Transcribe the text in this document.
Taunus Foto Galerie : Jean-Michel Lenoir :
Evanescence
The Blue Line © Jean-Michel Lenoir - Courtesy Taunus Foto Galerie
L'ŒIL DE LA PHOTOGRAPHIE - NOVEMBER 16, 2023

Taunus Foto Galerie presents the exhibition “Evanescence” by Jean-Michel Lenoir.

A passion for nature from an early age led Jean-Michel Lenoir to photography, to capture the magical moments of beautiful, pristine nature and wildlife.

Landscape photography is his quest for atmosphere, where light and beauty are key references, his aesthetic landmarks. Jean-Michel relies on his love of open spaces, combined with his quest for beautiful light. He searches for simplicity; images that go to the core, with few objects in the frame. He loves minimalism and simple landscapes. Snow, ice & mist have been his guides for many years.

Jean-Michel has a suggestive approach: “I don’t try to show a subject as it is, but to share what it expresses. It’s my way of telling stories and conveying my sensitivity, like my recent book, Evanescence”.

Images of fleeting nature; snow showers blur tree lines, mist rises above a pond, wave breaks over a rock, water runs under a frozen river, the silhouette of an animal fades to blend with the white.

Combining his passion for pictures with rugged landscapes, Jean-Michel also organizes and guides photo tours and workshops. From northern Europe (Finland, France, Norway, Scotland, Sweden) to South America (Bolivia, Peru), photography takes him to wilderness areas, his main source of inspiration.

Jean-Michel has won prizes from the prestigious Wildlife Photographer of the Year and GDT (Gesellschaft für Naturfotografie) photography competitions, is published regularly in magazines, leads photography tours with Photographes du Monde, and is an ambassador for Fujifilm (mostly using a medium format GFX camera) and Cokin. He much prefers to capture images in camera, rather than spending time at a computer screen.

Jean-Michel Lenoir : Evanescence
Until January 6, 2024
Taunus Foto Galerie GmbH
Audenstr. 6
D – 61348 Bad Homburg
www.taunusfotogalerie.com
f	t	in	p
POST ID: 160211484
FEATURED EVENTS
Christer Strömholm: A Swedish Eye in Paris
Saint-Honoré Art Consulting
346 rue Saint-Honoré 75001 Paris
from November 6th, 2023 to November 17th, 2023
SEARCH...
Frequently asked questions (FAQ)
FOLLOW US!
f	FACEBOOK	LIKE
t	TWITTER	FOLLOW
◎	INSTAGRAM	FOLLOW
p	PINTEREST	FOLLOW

* _Given problem_
Print the records above in full, exactly.

* _Task result_
Transcribe the text in this document.
Taunus Foto Galerie : Jean-Michel Lenoir :
Evanescence
The Blue Line © Jean-Michel Lenoir - Courtesy Taunus Foto Galerie
L'ŒIL DE LA PHOTOGRAPHIE - NOVEMBER 16, 2023

Taunus Foto Galerie presents the exhibition “Evanescence” by Jean-Michel Lenoir.

A passion for nature from an early age led Jean-Michel Lenoir to photography, to capture the magical moments of beautiful, pristine nature and wildlife.

Landscape photography is his quest for atmosphere, where light and beauty are key references, his aesthetic landmarks. Jean-Michel relies on his love of open spaces, combined with his quest for beautiful light. He searches for simplicity; images that go to the core, with few objects in the frame. He loves minimalism and simple landscapes. Snow, ice & mist have been his guides for many years.

Jean-Michel has a suggestive approach: “I don’t try to show a subject as it is, but to share what it expresses. It’s my way of telling stories and conveying my sensitivity, like my recent book, Evanescence”.

Images of fleeting nature; snow showers blur tree lines, mist rises above a pond, wave breaks over a rock, water runs under a frozen river, the silhouette of an animal fades to blend with the white.

Combining his passion for pictures with rugged landscapes, Jean-Michel also organizes and guides photo tours and workshops. From northern Europe (Finland, France, Norway, Scotland, Sweden) to South America (Bolivia, Peru), photography takes him to wilderness areas, his main source of inspiration.

Jean-Michel has won prizes from the prestigious Wildlife Photographer of the Year and GDT (Gesellschaft für Naturfotografie) photography competitions, is published regularly in magazines, leads photography tours with Photographes du Monde, and is an ambassador for Fujifilm (mostly using a medium format GFX camera) and Cokin. He much prefers to capture images in camera, rather than spending time at a computer screen.

Jean-Michel Lenoir : Evanescence
Until January 6, 2024
Taunus Foto Galerie GmbH
Audenstr. 6
D – 61348 Bad Homburg
www.taunusfotogalerie.com
f	t	in	p
POST ID: 160211484
FEATURED EVENTS
Christer Strömholm: A Swedish Eye in Paris
Saint-Honoré Art Consulting
346 rue Saint-Honoré 75001 Paris
from November 6th, 2023 to November 17th, 2023
SEARCH...
Frequently asked questions (FAQ)
FOLLOW US!
f	FACEBOOK	LIKE
t	TWITTER	FOLLOW
◎	INSTAGRAM	FOLLOW
p	PINTEREST	FOLLOW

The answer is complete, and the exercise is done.